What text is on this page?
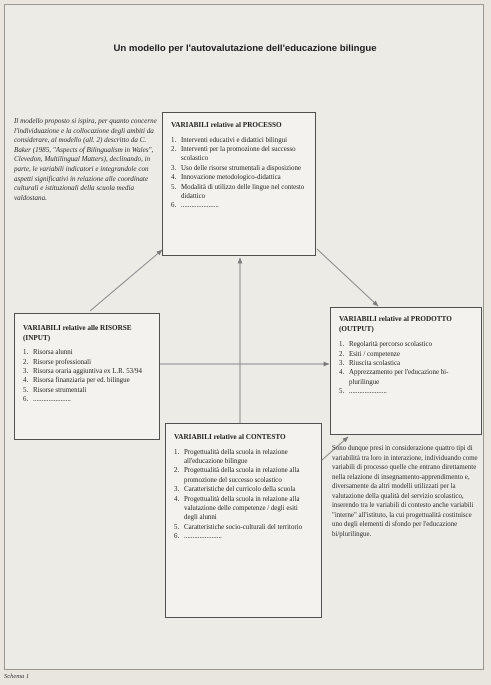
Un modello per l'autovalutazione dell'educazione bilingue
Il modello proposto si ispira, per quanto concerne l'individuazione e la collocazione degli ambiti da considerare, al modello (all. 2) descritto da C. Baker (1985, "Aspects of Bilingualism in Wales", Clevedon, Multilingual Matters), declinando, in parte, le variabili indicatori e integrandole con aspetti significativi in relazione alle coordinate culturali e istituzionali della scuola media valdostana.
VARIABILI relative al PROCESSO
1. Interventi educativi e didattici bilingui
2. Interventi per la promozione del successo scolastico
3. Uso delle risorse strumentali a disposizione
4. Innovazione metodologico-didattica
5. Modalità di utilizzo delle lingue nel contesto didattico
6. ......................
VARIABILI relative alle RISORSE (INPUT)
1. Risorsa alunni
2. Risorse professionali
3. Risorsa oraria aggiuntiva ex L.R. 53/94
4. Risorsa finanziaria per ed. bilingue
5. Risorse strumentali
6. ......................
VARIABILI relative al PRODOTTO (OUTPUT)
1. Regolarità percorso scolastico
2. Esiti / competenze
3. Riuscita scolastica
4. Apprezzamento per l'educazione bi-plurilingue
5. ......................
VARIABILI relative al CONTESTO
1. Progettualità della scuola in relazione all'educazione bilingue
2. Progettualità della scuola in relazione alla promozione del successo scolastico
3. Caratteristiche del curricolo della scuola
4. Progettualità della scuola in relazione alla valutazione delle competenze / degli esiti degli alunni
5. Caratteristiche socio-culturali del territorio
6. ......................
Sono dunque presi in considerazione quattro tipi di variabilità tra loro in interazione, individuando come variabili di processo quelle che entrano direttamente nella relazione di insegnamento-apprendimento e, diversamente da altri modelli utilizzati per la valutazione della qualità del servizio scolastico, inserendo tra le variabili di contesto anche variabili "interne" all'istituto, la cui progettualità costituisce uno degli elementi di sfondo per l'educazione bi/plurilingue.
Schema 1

::::::::

Give the count of lines in the data above that hold the string "delle", with no additional words.

3